» **PROBLEM DESCRIPTION**: Rewrite all the lines below with "theme-option-label" replaced by "theme-name-label" everywhere and nothing else changed. Leave the pictures out.

-- start RECORDS FOR THE TASK --

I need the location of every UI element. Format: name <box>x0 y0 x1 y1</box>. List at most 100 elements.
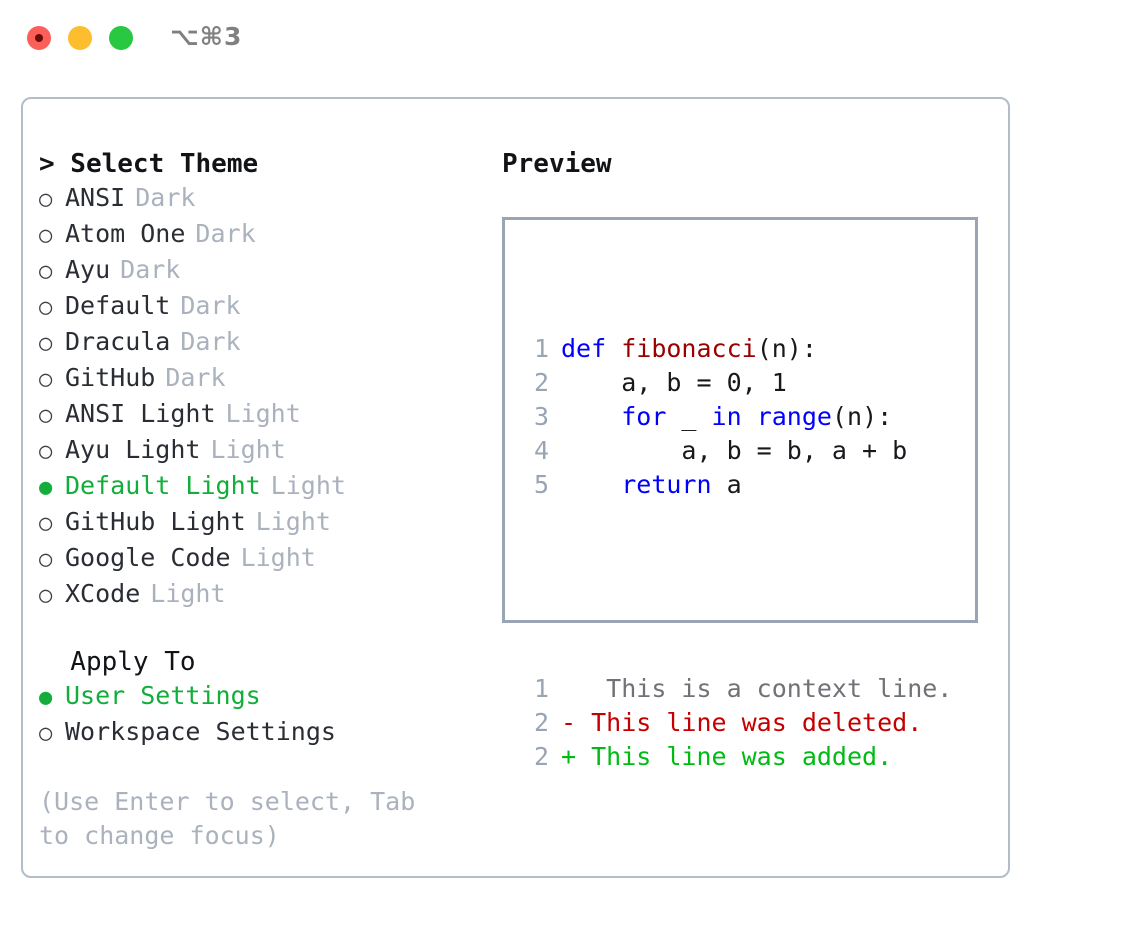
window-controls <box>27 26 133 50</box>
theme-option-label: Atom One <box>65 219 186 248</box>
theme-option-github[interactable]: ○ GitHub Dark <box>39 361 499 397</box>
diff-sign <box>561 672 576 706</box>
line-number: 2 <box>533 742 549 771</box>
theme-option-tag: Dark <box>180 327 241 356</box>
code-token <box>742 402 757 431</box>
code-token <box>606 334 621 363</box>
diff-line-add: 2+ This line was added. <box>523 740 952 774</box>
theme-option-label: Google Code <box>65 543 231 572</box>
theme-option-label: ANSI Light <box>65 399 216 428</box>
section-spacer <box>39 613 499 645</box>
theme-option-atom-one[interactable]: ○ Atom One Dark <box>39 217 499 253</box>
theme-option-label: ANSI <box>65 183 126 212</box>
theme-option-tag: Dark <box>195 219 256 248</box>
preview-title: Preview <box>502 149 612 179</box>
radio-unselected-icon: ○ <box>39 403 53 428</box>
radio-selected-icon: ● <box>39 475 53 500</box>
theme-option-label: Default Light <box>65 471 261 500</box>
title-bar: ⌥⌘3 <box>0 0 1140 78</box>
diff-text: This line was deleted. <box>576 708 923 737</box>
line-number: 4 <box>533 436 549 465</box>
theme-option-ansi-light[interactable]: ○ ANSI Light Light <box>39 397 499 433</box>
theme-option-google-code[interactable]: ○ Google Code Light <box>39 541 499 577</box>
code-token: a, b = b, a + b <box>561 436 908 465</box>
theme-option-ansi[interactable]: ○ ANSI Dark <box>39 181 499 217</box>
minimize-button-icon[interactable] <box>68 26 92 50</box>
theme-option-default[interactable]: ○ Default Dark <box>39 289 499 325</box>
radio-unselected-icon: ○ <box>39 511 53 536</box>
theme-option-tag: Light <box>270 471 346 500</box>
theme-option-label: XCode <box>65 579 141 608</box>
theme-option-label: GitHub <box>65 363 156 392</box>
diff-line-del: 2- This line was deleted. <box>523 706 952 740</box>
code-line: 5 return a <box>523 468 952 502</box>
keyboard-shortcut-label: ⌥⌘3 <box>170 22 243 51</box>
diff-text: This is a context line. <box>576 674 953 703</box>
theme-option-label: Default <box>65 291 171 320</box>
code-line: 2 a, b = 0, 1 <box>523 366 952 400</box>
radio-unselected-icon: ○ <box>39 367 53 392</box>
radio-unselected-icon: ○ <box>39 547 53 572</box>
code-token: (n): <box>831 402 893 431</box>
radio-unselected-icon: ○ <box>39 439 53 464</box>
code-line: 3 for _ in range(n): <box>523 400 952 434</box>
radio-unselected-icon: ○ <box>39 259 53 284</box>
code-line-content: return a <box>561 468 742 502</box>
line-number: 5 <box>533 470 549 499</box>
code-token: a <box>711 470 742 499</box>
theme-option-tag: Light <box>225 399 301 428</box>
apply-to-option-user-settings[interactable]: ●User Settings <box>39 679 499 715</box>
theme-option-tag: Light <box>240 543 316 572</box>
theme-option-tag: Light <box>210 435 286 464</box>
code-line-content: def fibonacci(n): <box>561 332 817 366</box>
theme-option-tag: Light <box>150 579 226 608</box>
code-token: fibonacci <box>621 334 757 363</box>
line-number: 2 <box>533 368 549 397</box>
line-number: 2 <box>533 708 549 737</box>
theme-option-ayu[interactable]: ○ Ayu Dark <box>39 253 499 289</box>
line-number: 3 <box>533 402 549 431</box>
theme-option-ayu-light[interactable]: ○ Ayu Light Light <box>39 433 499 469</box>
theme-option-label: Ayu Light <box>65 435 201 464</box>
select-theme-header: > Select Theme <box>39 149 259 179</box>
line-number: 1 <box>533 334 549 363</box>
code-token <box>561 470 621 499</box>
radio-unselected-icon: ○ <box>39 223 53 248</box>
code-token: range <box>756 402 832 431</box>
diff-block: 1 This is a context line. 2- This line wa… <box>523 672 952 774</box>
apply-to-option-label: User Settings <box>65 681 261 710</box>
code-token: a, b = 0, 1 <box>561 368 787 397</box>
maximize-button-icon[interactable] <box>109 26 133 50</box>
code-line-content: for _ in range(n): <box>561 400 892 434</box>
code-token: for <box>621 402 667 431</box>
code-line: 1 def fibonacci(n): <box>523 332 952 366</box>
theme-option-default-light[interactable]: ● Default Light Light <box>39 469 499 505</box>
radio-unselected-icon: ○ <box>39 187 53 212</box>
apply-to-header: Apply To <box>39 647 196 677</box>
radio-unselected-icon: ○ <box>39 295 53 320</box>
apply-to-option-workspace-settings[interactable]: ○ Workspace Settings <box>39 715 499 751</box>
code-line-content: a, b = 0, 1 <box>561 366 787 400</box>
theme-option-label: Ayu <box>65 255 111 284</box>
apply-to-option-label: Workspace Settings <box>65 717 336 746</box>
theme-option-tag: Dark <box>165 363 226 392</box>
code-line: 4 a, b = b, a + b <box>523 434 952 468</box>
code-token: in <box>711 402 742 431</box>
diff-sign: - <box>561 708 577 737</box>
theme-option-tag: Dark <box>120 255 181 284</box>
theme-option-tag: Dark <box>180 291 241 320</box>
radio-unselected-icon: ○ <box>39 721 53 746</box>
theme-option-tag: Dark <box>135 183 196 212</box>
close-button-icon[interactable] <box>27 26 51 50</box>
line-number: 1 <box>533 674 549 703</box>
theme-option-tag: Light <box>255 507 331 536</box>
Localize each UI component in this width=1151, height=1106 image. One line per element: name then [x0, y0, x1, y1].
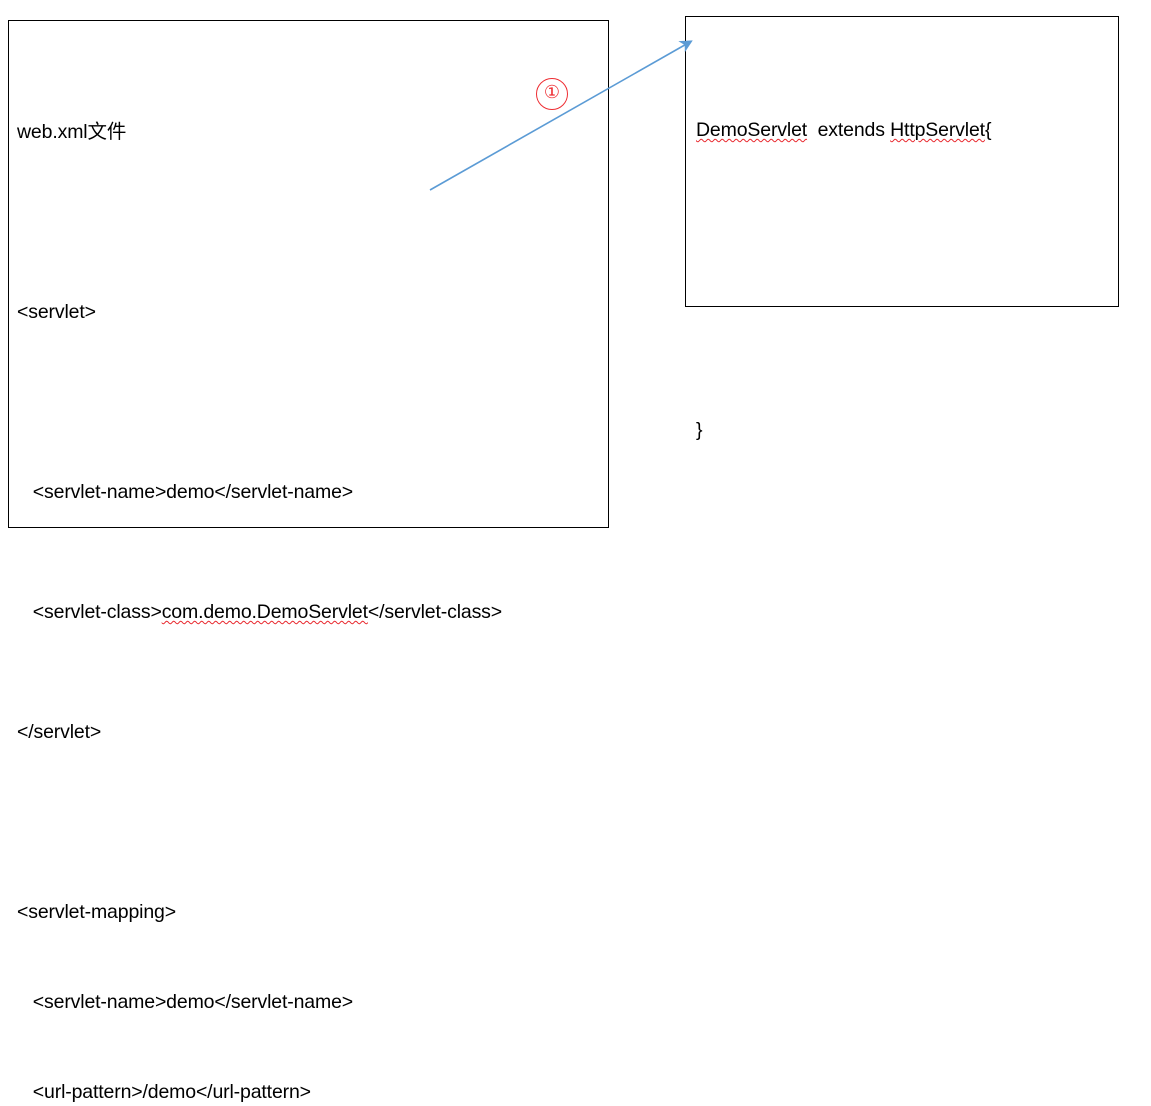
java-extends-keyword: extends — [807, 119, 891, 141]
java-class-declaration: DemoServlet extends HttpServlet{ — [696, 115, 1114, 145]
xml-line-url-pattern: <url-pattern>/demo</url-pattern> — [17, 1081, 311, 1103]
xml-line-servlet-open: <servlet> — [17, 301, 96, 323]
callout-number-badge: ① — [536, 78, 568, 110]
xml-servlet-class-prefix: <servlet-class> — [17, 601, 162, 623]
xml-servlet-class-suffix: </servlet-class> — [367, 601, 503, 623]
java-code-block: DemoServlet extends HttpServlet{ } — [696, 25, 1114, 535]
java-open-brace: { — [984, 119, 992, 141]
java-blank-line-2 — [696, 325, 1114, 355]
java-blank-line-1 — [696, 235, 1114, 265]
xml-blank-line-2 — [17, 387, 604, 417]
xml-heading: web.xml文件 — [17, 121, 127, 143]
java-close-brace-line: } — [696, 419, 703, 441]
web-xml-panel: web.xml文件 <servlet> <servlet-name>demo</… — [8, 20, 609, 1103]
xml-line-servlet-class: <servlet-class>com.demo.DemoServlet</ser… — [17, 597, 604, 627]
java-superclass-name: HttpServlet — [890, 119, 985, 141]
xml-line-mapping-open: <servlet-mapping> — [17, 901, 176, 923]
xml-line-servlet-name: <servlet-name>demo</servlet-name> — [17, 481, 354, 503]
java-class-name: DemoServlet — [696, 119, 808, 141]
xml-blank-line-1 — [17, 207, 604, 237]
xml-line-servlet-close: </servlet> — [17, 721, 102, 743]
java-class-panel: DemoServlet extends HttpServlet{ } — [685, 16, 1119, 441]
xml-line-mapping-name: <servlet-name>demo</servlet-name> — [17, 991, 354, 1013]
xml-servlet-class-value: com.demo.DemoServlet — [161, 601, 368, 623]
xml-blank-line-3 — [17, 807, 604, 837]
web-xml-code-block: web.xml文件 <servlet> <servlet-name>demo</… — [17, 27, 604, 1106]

-- end RECORDS FOR THE TASK --

» **COMPLETED TASK**:
I need the location of every UI element. Format: name <box>x0 y0 x1 y1</box>. List at most 100 elements.
window-controls <box>27 26 133 50</box>
theme-name-label: Atom One <box>65 219 186 248</box>
theme-option-github[interactable]: ○ GitHub Dark <box>39 361 499 397</box>
diff-sign <box>561 672 576 706</box>
line-number: 2 <box>533 742 549 771</box>
theme-option-tag: Dark <box>180 327 241 356</box>
code-token <box>742 402 757 431</box>
code-token <box>606 334 621 363</box>
diff-line-add: 2+ This line was added. <box>523 740 952 774</box>
theme-name-label: Google Code <box>65 543 231 572</box>
theme-name-label: ANSI Light <box>65 399 216 428</box>
section-spacer <box>39 613 499 645</box>
theme-option-atom-one[interactable]: ○ Atom One Dark <box>39 217 499 253</box>
theme-name-label: ANSI <box>65 183 126 212</box>
theme-option-tag: Dark <box>195 219 256 248</box>
preview-title: Preview <box>502 149 612 179</box>
radio-unselected-icon: ○ <box>39 403 53 428</box>
radio-selected-icon: ● <box>39 475 53 500</box>
theme-name-label: Default Light <box>65 471 261 500</box>
title-bar: ⌥⌘3 <box>0 0 1140 78</box>
diff-text: This line was deleted. <box>576 708 923 737</box>
line-number: 4 <box>533 436 549 465</box>
theme-option-ansi-light[interactable]: ○ ANSI Light Light <box>39 397 499 433</box>
theme-option-google-code[interactable]: ○ Google Code Light <box>39 541 499 577</box>
code-token: a, b = b, a + b <box>561 436 908 465</box>
theme-option-ansi[interactable]: ○ ANSI Dark <box>39 181 499 217</box>
minimize-button-icon[interactable] <box>68 26 92 50</box>
theme-option-default[interactable]: ○ Default Dark <box>39 289 499 325</box>
radio-unselected-icon: ○ <box>39 511 53 536</box>
theme-option-tag: Light <box>270 471 346 500</box>
theme-name-label: XCode <box>65 579 141 608</box>
theme-name-label: GitHub <box>65 363 156 392</box>
diff-line-del: 2- This line was deleted. <box>523 706 952 740</box>
code-line: 5 return a <box>523 468 952 502</box>
keyboard-shortcut-label: ⌥⌘3 <box>170 22 243 51</box>
diff-text: This is a context line. <box>576 674 953 703</box>
theme-name-label: Default <box>65 291 171 320</box>
code-line: 2 a, b = 0, 1 <box>523 366 952 400</box>
radio-unselected-icon: ○ <box>39 367 53 392</box>
radio-unselected-icon: ○ <box>39 547 53 572</box>
code-token: (n): <box>831 402 893 431</box>
radio-unselected-icon: ○ <box>39 439 53 464</box>
code-line: 3 for _ in range(n): <box>523 400 952 434</box>
radio-unselected-icon: ○ <box>39 259 53 284</box>
code-line-content: return a <box>561 468 742 502</box>
line-number: 5 <box>533 470 549 499</box>
code-token: a <box>711 470 742 499</box>
theme-option-tag: Light <box>225 399 301 428</box>
apply-to-option-user-settings[interactable]: ●User Settings <box>39 679 499 715</box>
theme-option-tag: Light <box>240 543 316 572</box>
theme-option-tag: Light <box>210 435 286 464</box>
code-line-content: def fibonacci(n): <box>561 332 817 366</box>
theme-option-tag: Light <box>150 579 226 608</box>
code-token: fibonacci <box>621 334 757 363</box>
line-number: 2 <box>533 368 549 397</box>
line-number: 2 <box>533 708 549 737</box>
theme-option-ayu[interactable]: ○ Ayu Dark <box>39 253 499 289</box>
line-number: 3 <box>533 402 549 431</box>
theme-option-ayu-light[interactable]: ○ Ayu Light Light <box>39 433 499 469</box>
theme-name-label: Ayu Light <box>65 435 201 464</box>
select-theme-header: > Select Theme <box>39 149 259 179</box>
line-number: 1 <box>533 334 549 363</box>
code-token <box>561 470 621 499</box>
radio-unselected-icon: ○ <box>39 223 53 248</box>
code-token: range <box>756 402 832 431</box>
diff-block: 1 This is a context line. 2- This line wa… <box>523 672 952 774</box>
apply-to-option-label: User Settings <box>65 681 261 710</box>
code-token: a, b = 0, 1 <box>561 368 787 397</box>
maximize-button-icon[interactable] <box>109 26 133 50</box>
code-line-content: for _ in range(n): <box>561 400 892 434</box>
code-token: for <box>621 402 667 431</box>
code-line: 1 def fibonacci(n): <box>523 332 952 366</box>
theme-option-default-light[interactable]: ● Default Light Light <box>39 469 499 505</box>
radio-unselected-icon: ○ <box>39 187 53 212</box>
apply-to-header: Apply To <box>39 647 196 677</box>
radio-unselected-icon: ○ <box>39 295 53 320</box>
apply-to-option-workspace-settings[interactable]: ○ Workspace Settings <box>39 715 499 751</box>
code-line-content: a, b = 0, 1 <box>561 366 787 400</box>
theme-name-label: Ayu <box>65 255 111 284</box>
apply-to-option-label: Workspace Settings <box>65 717 336 746</box>
theme-option-tag: Dark <box>165 363 226 392</box>
code-line: 4 a, b = b, a + b <box>523 434 952 468</box>
code-token: in <box>711 402 742 431</box>
diff-sign: - <box>561 708 577 737</box>
theme-option-tag: Dark <box>120 255 181 284</box>
theme-option-tag: Dark <box>180 291 241 320</box>
radio-unselected-icon: ○ <box>39 721 53 746</box>
theme-option-tag: Dark <box>135 183 196 212</box>
close-button-icon[interactable] <box>27 26 51 50</box>
line-number: 1 <box>533 674 549 703</box>
theme-option-tag: Light <box>255 507 331 536</box>
Localize each UI component in this width=1151, height=1106 image. One line per element: name then [x0, y0, x1, y1].
java-extends-keyword: extends — [807, 119, 891, 141]
java-class-declaration: DemoServlet extends HttpServlet{ — [696, 115, 1114, 145]
xml-line-url-pattern: <url-pattern>/demo</url-pattern> — [17, 1081, 311, 1103]
xml-line-servlet-open: <servlet> — [17, 301, 96, 323]
callout-number-badge: ① — [536, 78, 568, 110]
xml-servlet-class-prefix: <servlet-class> — [17, 601, 162, 623]
xml-servlet-class-suffix: </servlet-class> — [367, 601, 503, 623]
java-code-block: DemoServlet extends HttpServlet{ } — [696, 25, 1114, 535]
java-open-brace: { — [984, 119, 992, 141]
java-blank-line-2 — [696, 325, 1114, 355]
java-blank-line-1 — [696, 235, 1114, 265]
xml-blank-line-2 — [17, 387, 604, 417]
xml-heading: web.xml文件 — [17, 121, 127, 143]
java-close-brace-line: } — [696, 419, 703, 441]
web-xml-panel: web.xml文件 <servlet> <servlet-name>demo</… — [8, 20, 609, 1103]
xml-line-servlet-class: <servlet-class>com.demo.DemoServlet</ser… — [17, 597, 604, 627]
java-superclass-name: HttpServlet — [890, 119, 985, 141]
xml-line-mapping-open: <servlet-mapping> — [17, 901, 176, 923]
xml-line-servlet-name: <servlet-name>demo</servlet-name> — [17, 481, 354, 503]
java-class-name: DemoServlet — [696, 119, 808, 141]
xml-blank-line-1 — [17, 207, 604, 237]
xml-line-servlet-close: </servlet> — [17, 721, 102, 743]
java-class-panel: DemoServlet extends HttpServlet{ } — [685, 16, 1119, 441]
xml-line-mapping-name: <servlet-name>demo</servlet-name> — [17, 991, 354, 1013]
xml-servlet-class-value: com.demo.DemoServlet — [161, 601, 368, 623]
xml-blank-line-3 — [17, 807, 604, 837]
web-xml-code-block: web.xml文件 <servlet> <servlet-name>demo</… — [17, 27, 604, 1106]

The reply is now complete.